*What needs to be done:* What follows is a set of records; repeat all of them exactly.

*Input rows:*
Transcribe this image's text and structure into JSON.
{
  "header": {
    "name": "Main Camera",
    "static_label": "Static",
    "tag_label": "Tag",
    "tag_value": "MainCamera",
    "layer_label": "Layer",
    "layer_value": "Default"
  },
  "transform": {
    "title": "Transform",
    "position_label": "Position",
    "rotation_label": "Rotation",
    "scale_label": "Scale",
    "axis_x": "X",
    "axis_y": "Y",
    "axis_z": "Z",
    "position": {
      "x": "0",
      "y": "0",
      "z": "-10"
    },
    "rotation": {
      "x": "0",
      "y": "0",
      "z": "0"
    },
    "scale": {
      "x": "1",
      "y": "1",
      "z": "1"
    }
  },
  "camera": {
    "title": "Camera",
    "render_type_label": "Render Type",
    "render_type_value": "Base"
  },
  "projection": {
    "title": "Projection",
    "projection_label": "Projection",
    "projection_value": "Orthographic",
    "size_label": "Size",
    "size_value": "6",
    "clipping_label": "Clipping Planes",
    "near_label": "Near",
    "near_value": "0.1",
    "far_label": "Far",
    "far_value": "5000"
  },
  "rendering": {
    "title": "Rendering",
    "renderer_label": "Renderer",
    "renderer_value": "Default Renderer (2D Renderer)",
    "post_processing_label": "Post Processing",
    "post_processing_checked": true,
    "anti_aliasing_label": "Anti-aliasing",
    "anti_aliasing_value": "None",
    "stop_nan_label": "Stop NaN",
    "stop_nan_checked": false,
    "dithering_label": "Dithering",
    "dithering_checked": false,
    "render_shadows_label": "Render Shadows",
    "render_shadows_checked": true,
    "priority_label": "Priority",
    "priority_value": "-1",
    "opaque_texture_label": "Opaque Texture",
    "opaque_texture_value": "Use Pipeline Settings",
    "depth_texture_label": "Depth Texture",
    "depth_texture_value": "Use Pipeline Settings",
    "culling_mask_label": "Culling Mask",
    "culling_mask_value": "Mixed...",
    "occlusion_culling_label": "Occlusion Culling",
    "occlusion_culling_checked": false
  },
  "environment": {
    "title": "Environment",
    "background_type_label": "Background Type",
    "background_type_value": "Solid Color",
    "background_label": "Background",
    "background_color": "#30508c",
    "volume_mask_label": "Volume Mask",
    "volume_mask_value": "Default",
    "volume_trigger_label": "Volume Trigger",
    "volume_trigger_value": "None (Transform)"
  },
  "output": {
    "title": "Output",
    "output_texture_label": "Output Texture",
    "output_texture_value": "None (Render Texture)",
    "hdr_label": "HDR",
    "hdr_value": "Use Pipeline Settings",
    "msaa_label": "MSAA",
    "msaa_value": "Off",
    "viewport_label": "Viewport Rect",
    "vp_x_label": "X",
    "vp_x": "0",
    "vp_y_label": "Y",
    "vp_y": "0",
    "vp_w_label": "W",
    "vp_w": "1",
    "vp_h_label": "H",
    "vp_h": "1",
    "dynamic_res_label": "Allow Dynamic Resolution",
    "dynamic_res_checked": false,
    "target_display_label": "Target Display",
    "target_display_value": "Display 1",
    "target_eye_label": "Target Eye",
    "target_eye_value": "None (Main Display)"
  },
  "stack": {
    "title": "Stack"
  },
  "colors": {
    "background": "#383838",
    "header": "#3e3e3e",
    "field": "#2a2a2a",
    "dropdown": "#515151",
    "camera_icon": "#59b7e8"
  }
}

*Answer for this exercise:*
Transcribe this image's text and structure into JSON.
{
  "header": {
    "name": "Main Camera",
    "static_label": "Static",
    "tag_label": "Tag",
    "tag_value": "MainCamera",
    "layer_label": "Layer",
    "layer_value": "Default"
  },
  "transform": {
    "title": "Transform",
    "position_label": "Position",
    "rotation_label": "Rotation",
    "scale_label": "Scale",
    "axis_x": "X",
    "axis_y": "Y",
    "axis_z": "Z",
    "position": {
      "x": "0",
      "y": "0",
      "z": "-10"
    },
    "rotation": {
      "x": "0",
      "y": "0",
      "z": "0"
    },
    "scale": {
      "x": "1",
      "y": "1",
      "z": "1"
    }
  },
  "camera": {
    "title": "Camera",
    "render_type_label": "Render Type",
    "render_type_value": "Base"
  },
  "projection": {
    "title": "Projection",
    "projection_label": "Projection",
    "projection_value": "Orthographic",
    "size_label": "Size",
    "size_value": "6",
    "clipping_label": "Clipping Planes",
    "near_label": "Near",
    "near_value": "0.1",
    "far_label": "Far",
    "far_value": "5000"
  },
  "rendering": {
    "title": "Rendering",
    "renderer_label": "Renderer",
    "renderer_value": "Default Renderer (2D Renderer)",
    "post_processing_label": "Post Processing",
    "post_processing_checked": true,
    "anti_aliasing_label": "Anti-aliasing",
    "anti_aliasing_value": "None",
    "stop_nan_label": "Stop NaN",
    "stop_nan_checked": false,
    "dithering_label": "Dithering",
    "dithering_checked": false,
    "render_shadows_label": "Render Shadows",
    "render_shadows_checked": true,
    "priority_label": "Priority",
    "priority_value": "-1",
    "opaque_texture_label": "Opaque Texture",
    "opaque_texture_value": "Use Pipeline Settings",
    "depth_texture_label": "Depth Texture",
    "depth_texture_value": "Use Pipeline Settings",
    "culling_mask_label": "Culling Mask",
    "culling_mask_value": "Mixed...",
    "occlusion_culling_label": "Occlusion Culling",
    "occlusion_culling_checked": false
  },
  "environment": {
    "title": "Environment",
    "background_type_label": "Background Type",
    "background_type_value": "Solid Color",
    "background_label": "Background",
    "background_color": "#30508c",
    "volume_mask_label": "Volume Mask",
    "volume_mask_value": "Default",
    "volume_trigger_label": "Volume Trigger",
    "volume_trigger_value": "None (Transform)"
  },
  "output": {
    "title": "Output",
    "output_texture_label": "Output Texture",
    "output_texture_value": "None (Render Texture)",
    "hdr_label": "HDR",
    "hdr_value": "Use Pipeline Settings",
    "msaa_label": "MSAA",
    "msaa_value": "Off",
    "viewport_label": "Viewport Rect",
    "vp_x_label": "X",
    "vp_x": "0",
    "vp_y_label": "Y",
    "vp_y": "0",
    "vp_w_label": "W",
    "vp_w": "1",
    "vp_h_label": "H",
    "vp_h": "1",
    "dynamic_res_label": "Allow Dynamic Resolution",
    "dynamic_res_checked": false,
    "target_display_label": "Target Display",
    "target_display_value": "Display 1",
    "target_eye_label": "Target Eye",
    "target_eye_value": "None (Main Display)"
  },
  "stack": {
    "title": "Stack"
  },
  "colors": {
    "background": "#383838",
    "header": "#3e3e3e",
    "field": "#2a2a2a",
    "dropdown": "#515151",
    "camera_icon": "#59b7e8"
  }
}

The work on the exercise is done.